WHAT IS REQUIRED -
Do not copy the pictures; transcribe all other material exactly.

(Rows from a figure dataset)
----
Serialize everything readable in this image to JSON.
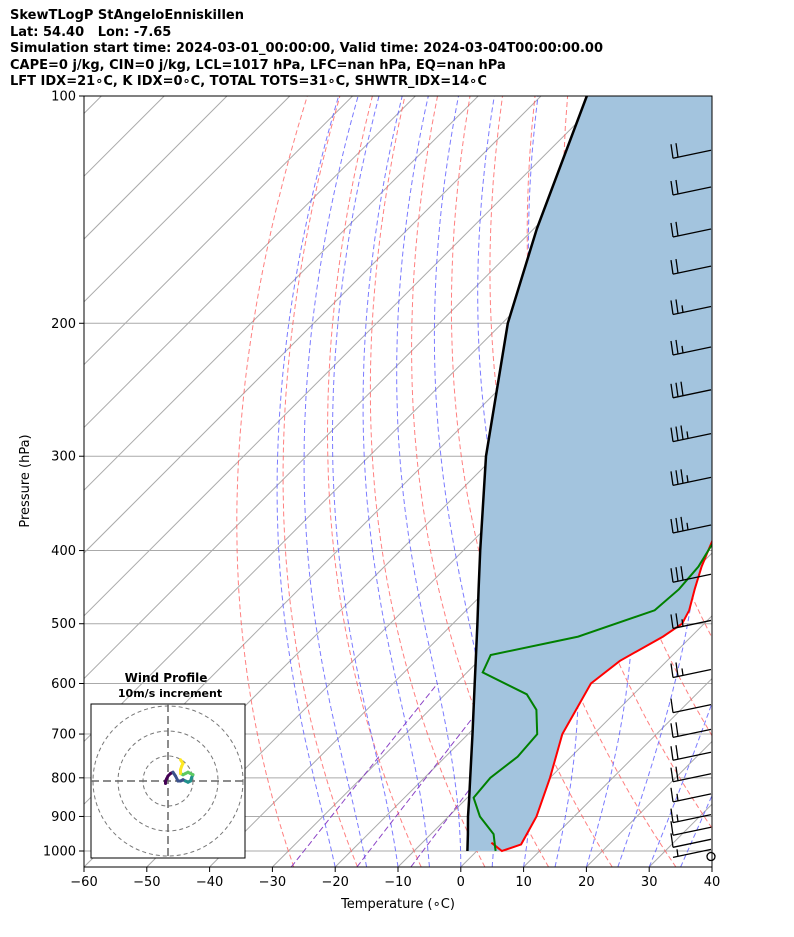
{
  "header": {
    "title": "SkewTLogP StAngeloEnniskillen",
    "location": "Lat: 54.40   Lon: -7.65",
    "times": "Simulation start time: 2024-03-01_00:00:00, Valid time: 2024-03-04T00:00:00.00",
    "indices_1": "CAPE=0 j/kg, CIN=0 j/kg, LCL=1017 hPa, LFC=nan hPa, EQ=nan hPa",
    "indices_2": "LFT IDX=21∘C, K IDX=0∘C, TOTAL TOTS=31∘C, SHWTR_IDX=14∘C"
  },
  "chart_data": {
    "type": "line",
    "subtype": "skew-T log-P diagram",
    "xlabel": "Temperature (∘C)",
    "ylabel": "Pressure (hPa)",
    "xlim": [
      -60,
      40
    ],
    "ylim": [
      1050,
      100
    ],
    "y_scale": "log",
    "x_ticks": [
      "−60",
      "−50",
      "−40",
      "−30",
      "−20",
      "−10",
      "0",
      "10",
      "20",
      "30",
      "40"
    ],
    "y_ticks": [
      "100",
      "200",
      "300",
      "400",
      "500",
      "600",
      "700",
      "800",
      "900",
      "1000"
    ],
    "grid": true,
    "colors": {
      "temperature": "#ff0000",
      "dewpoint": "#008000",
      "parcel": "#000000",
      "shade": "#a3c4de",
      "dry_adiabats": "#ff6060",
      "moist_adiabats": "#5a5aff",
      "isotherms": "#aaaaaa",
      "mixing_ratio": "#8030c0"
    },
    "series": [
      {
        "key": "temperature",
        "pressure": [
          975,
          1000,
          980,
          900,
          800,
          700,
          600,
          560,
          520,
          500,
          480,
          450,
          420,
          400,
          350,
          300,
          250,
          230,
          200,
          180,
          150,
          130,
          110,
          100
        ],
        "temperature": [
          1,
          4,
          6,
          4,
          0,
          -5,
          -8.5,
          -7.5,
          -4.5,
          -3.5,
          -4.5,
          -7,
          -9.5,
          -11,
          -15,
          -16.5,
          -16,
          -14.5,
          -9.5,
          -7,
          1,
          9,
          16,
          20
        ]
      },
      {
        "key": "dewpoint",
        "pressure": [
          975,
          1000,
          950,
          900,
          850,
          800,
          750,
          700,
          650,
          620,
          580,
          550,
          520,
          480,
          450,
          420,
          400,
          380,
          350,
          300,
          260,
          230,
          200,
          180,
          170,
          150,
          130,
          110,
          100
        ],
        "temperature": [
          1.5,
          3,
          0,
          -5,
          -9,
          -9.5,
          -8.5,
          -9,
          -13,
          -17,
          -27.5,
          -29,
          -18,
          -10,
          -9.5,
          -10,
          -11,
          -12,
          -14,
          -17,
          -18.5,
          -20.5,
          -22.5,
          -21.5,
          -20,
          -22.5,
          -20,
          -14,
          -9
        ]
      },
      {
        "key": "parcel",
        "pressure": [
          1000,
          950,
          900,
          850,
          800,
          700,
          600,
          500,
          450,
          400,
          300,
          200,
          150,
          100
        ],
        "temperature": [
          -1.5,
          -4.1,
          -6.9,
          -9.7,
          -12.7,
          -19.3,
          -27,
          -36.1,
          -41.4,
          -47.3,
          -61.4,
          -79.1,
          -89.5,
          -102.7
        ]
      }
    ],
    "wind_barbs": [
      {
        "p": 1017,
        "speed_kt": 0
      },
      {
        "p": 995,
        "speed_kt": 5
      },
      {
        "p": 965,
        "speed_kt": 10
      },
      {
        "p": 930,
        "speed_kt": 10
      },
      {
        "p": 895,
        "speed_kt": 15
      },
      {
        "p": 840,
        "speed_kt": 15
      },
      {
        "p": 790,
        "speed_kt": 20
      },
      {
        "p": 740,
        "speed_kt": 20
      },
      {
        "p": 690,
        "speed_kt": 20
      },
      {
        "p": 640,
        "speed_kt": 10
      },
      {
        "p": 575,
        "speed_kt": 25
      },
      {
        "p": 495,
        "speed_kt": 25
      },
      {
        "p": 430,
        "speed_kt": 30
      },
      {
        "p": 370,
        "speed_kt": 35
      },
      {
        "p": 320,
        "speed_kt": 35
      },
      {
        "p": 280,
        "speed_kt": 35
      },
      {
        "p": 245,
        "speed_kt": 30
      },
      {
        "p": 215,
        "speed_kt": 25
      },
      {
        "p": 190,
        "speed_kt": 25
      },
      {
        "p": 168,
        "speed_kt": 20
      },
      {
        "p": 150,
        "speed_kt": 20
      },
      {
        "p": 132,
        "speed_kt": 20
      },
      {
        "p": 118,
        "speed_kt": 20
      }
    ],
    "hodograph": {
      "title": "Wind Profile",
      "subtitle": "10m/s increment",
      "path_u": [
        -1,
        -1,
        -0.5,
        0,
        1,
        2,
        3,
        4,
        5,
        6,
        7,
        8,
        9,
        9.5,
        10,
        9,
        8,
        7,
        6,
        5,
        5,
        5.5,
        6,
        5
      ],
      "path_v": [
        -1,
        0,
        1,
        2,
        3,
        3.5,
        2,
        0,
        0,
        0.5,
        0,
        -0.5,
        0,
        1.5,
        2.5,
        3,
        3.5,
        3,
        2.5,
        3,
        4.5,
        6,
        7,
        8.5
      ]
    }
  }
}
----
OUTPUT FOR THIS TASK -
Serialize everything readable in this image to JSON.
{
  "header": {
    "title": "SkewTLogP StAngeloEnniskillen",
    "location": "Lat: 54.40   Lon: -7.65",
    "times": "Simulation start time: 2024-03-01_00:00:00, Valid time: 2024-03-04T00:00:00.00",
    "indices_1": "CAPE=0 j/kg, CIN=0 j/kg, LCL=1017 hPa, LFC=nan hPa, EQ=nan hPa",
    "indices_2": "LFT IDX=21∘C, K IDX=0∘C, TOTAL TOTS=31∘C, SHWTR_IDX=14∘C"
  },
  "chart_data": {
    "type": "line",
    "subtype": "skew-T log-P diagram",
    "xlabel": "Temperature (∘C)",
    "ylabel": "Pressure (hPa)",
    "xlim": [
      -60,
      40
    ],
    "ylim": [
      1050,
      100
    ],
    "y_scale": "log",
    "x_ticks": [
      "−60",
      "−50",
      "−40",
      "−30",
      "−20",
      "−10",
      "0",
      "10",
      "20",
      "30",
      "40"
    ],
    "y_ticks": [
      "100",
      "200",
      "300",
      "400",
      "500",
      "600",
      "700",
      "800",
      "900",
      "1000"
    ],
    "grid": true,
    "colors": {
      "temperature": "#ff0000",
      "dewpoint": "#008000",
      "parcel": "#000000",
      "shade": "#a3c4de",
      "dry_adiabats": "#ff6060",
      "moist_adiabats": "#5a5aff",
      "isotherms": "#aaaaaa",
      "mixing_ratio": "#8030c0"
    },
    "series": [
      {
        "key": "temperature",
        "pressure": [
          975,
          1000,
          980,
          900,
          800,
          700,
          600,
          560,
          520,
          500,
          480,
          450,
          420,
          400,
          350,
          300,
          250,
          230,
          200,
          180,
          150,
          130,
          110,
          100
        ],
        "temperature": [
          1,
          4,
          6,
          4,
          0,
          -5,
          -8.5,
          -7.5,
          -4.5,
          -3.5,
          -4.5,
          -7,
          -9.5,
          -11,
          -15,
          -16.5,
          -16,
          -14.5,
          -9.5,
          -7,
          1,
          9,
          16,
          20
        ]
      },
      {
        "key": "dewpoint",
        "pressure": [
          975,
          1000,
          950,
          900,
          850,
          800,
          750,
          700,
          650,
          620,
          580,
          550,
          520,
          480,
          450,
          420,
          400,
          380,
          350,
          300,
          260,
          230,
          200,
          180,
          170,
          150,
          130,
          110,
          100
        ],
        "temperature": [
          1.5,
          3,
          0,
          -5,
          -9,
          -9.5,
          -8.5,
          -9,
          -13,
          -17,
          -27.5,
          -29,
          -18,
          -10,
          -9.5,
          -10,
          -11,
          -12,
          -14,
          -17,
          -18.5,
          -20.5,
          -22.5,
          -21.5,
          -20,
          -22.5,
          -20,
          -14,
          -9
        ]
      },
      {
        "key": "parcel",
        "pressure": [
          1000,
          950,
          900,
          850,
          800,
          700,
          600,
          500,
          450,
          400,
          300,
          200,
          150,
          100
        ],
        "temperature": [
          -1.5,
          -4.1,
          -6.9,
          -9.7,
          -12.7,
          -19.3,
          -27,
          -36.1,
          -41.4,
          -47.3,
          -61.4,
          -79.1,
          -89.5,
          -102.7
        ]
      }
    ],
    "wind_barbs": [
      {
        "p": 1017,
        "speed_kt": 0
      },
      {
        "p": 995,
        "speed_kt": 5
      },
      {
        "p": 965,
        "speed_kt": 10
      },
      {
        "p": 930,
        "speed_kt": 10
      },
      {
        "p": 895,
        "speed_kt": 15
      },
      {
        "p": 840,
        "speed_kt": 15
      },
      {
        "p": 790,
        "speed_kt": 20
      },
      {
        "p": 740,
        "speed_kt": 20
      },
      {
        "p": 690,
        "speed_kt": 20
      },
      {
        "p": 640,
        "speed_kt": 10
      },
      {
        "p": 575,
        "speed_kt": 25
      },
      {
        "p": 495,
        "speed_kt": 25
      },
      {
        "p": 430,
        "speed_kt": 30
      },
      {
        "p": 370,
        "speed_kt": 35
      },
      {
        "p": 320,
        "speed_kt": 35
      },
      {
        "p": 280,
        "speed_kt": 35
      },
      {
        "p": 245,
        "speed_kt": 30
      },
      {
        "p": 215,
        "speed_kt": 25
      },
      {
        "p": 190,
        "speed_kt": 25
      },
      {
        "p": 168,
        "speed_kt": 20
      },
      {
        "p": 150,
        "speed_kt": 20
      },
      {
        "p": 132,
        "speed_kt": 20
      },
      {
        "p": 118,
        "speed_kt": 20
      }
    ],
    "hodograph": {
      "title": "Wind Profile",
      "subtitle": "10m/s increment",
      "path_u": [
        -1,
        -1,
        -0.5,
        0,
        1,
        2,
        3,
        4,
        5,
        6,
        7,
        8,
        9,
        9.5,
        10,
        9,
        8,
        7,
        6,
        5,
        5,
        5.5,
        6,
        5
      ],
      "path_v": [
        -1,
        0,
        1,
        2,
        3,
        3.5,
        2,
        0,
        0,
        0.5,
        0,
        -0.5,
        0,
        1.5,
        2.5,
        3,
        3.5,
        3,
        2.5,
        3,
        4.5,
        6,
        7,
        8.5
      ]
    }
  }
}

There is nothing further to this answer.